§ Work to be completed:
Please copy the stretch of the records below from their start through the line containing "Point xyxy=(160,444,183,458)", keeping every line unchanged.

§ Data excerpts:
....

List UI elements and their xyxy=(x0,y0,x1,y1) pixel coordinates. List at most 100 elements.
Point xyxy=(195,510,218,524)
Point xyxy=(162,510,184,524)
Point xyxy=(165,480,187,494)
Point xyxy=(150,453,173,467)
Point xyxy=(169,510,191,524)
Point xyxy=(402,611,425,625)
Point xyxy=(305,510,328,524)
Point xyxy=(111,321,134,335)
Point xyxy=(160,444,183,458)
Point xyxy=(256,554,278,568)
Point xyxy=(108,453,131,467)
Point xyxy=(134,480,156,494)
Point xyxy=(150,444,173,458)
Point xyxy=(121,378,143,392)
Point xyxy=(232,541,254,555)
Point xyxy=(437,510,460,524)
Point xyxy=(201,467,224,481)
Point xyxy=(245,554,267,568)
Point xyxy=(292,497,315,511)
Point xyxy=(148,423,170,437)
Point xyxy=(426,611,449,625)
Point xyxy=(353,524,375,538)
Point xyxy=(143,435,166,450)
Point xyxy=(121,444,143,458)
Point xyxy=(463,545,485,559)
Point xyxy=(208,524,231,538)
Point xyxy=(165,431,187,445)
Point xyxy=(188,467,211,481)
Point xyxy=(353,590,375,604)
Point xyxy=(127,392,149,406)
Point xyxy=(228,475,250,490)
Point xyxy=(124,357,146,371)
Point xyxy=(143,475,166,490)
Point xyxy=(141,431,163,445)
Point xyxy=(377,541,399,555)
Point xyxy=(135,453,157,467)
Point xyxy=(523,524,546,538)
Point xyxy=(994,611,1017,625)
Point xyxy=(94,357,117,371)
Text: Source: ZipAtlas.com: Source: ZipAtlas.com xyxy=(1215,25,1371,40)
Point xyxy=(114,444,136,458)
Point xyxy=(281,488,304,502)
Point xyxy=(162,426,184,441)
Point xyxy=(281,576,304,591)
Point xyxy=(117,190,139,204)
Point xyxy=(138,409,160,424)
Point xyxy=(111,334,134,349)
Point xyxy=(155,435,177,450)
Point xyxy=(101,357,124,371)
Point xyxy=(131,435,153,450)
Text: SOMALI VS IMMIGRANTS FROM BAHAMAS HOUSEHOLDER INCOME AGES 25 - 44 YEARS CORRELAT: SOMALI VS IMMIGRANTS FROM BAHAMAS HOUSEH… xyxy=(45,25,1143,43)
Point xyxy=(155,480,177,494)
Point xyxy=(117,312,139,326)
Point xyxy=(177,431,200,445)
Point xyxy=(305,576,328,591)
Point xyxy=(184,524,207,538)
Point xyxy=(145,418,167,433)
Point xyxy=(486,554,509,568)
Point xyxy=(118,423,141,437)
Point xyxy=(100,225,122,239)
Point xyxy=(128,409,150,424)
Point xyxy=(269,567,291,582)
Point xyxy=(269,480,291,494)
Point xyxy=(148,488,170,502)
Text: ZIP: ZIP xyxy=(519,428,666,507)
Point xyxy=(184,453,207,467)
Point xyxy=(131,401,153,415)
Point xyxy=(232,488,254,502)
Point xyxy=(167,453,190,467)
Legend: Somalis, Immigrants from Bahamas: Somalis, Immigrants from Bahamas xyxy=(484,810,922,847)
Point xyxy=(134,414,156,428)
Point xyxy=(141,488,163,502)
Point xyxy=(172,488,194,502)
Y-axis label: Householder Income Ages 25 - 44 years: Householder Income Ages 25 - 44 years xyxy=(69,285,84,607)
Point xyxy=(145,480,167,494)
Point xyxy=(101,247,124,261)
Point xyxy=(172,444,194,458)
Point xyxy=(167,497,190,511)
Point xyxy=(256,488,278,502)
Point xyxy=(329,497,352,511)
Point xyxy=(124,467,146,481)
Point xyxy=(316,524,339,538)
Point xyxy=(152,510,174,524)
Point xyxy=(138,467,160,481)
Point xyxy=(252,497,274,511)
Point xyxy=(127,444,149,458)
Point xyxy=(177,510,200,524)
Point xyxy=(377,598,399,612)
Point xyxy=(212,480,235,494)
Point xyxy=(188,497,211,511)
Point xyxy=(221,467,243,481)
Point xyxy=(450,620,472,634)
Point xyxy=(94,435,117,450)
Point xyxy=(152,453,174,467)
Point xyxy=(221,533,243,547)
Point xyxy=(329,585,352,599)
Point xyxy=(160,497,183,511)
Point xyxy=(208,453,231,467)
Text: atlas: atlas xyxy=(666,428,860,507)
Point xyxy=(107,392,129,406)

....

§ Final result:
List UI elements and their xyxy=(x0,y0,x1,y1) pixel coordinates. List at most 100 elements.
Point xyxy=(195,510,218,524)
Point xyxy=(162,510,184,524)
Point xyxy=(165,480,187,494)
Point xyxy=(150,453,173,467)
Point xyxy=(169,510,191,524)
Point xyxy=(402,611,425,625)
Point xyxy=(305,510,328,524)
Point xyxy=(111,321,134,335)
Point xyxy=(160,444,183,458)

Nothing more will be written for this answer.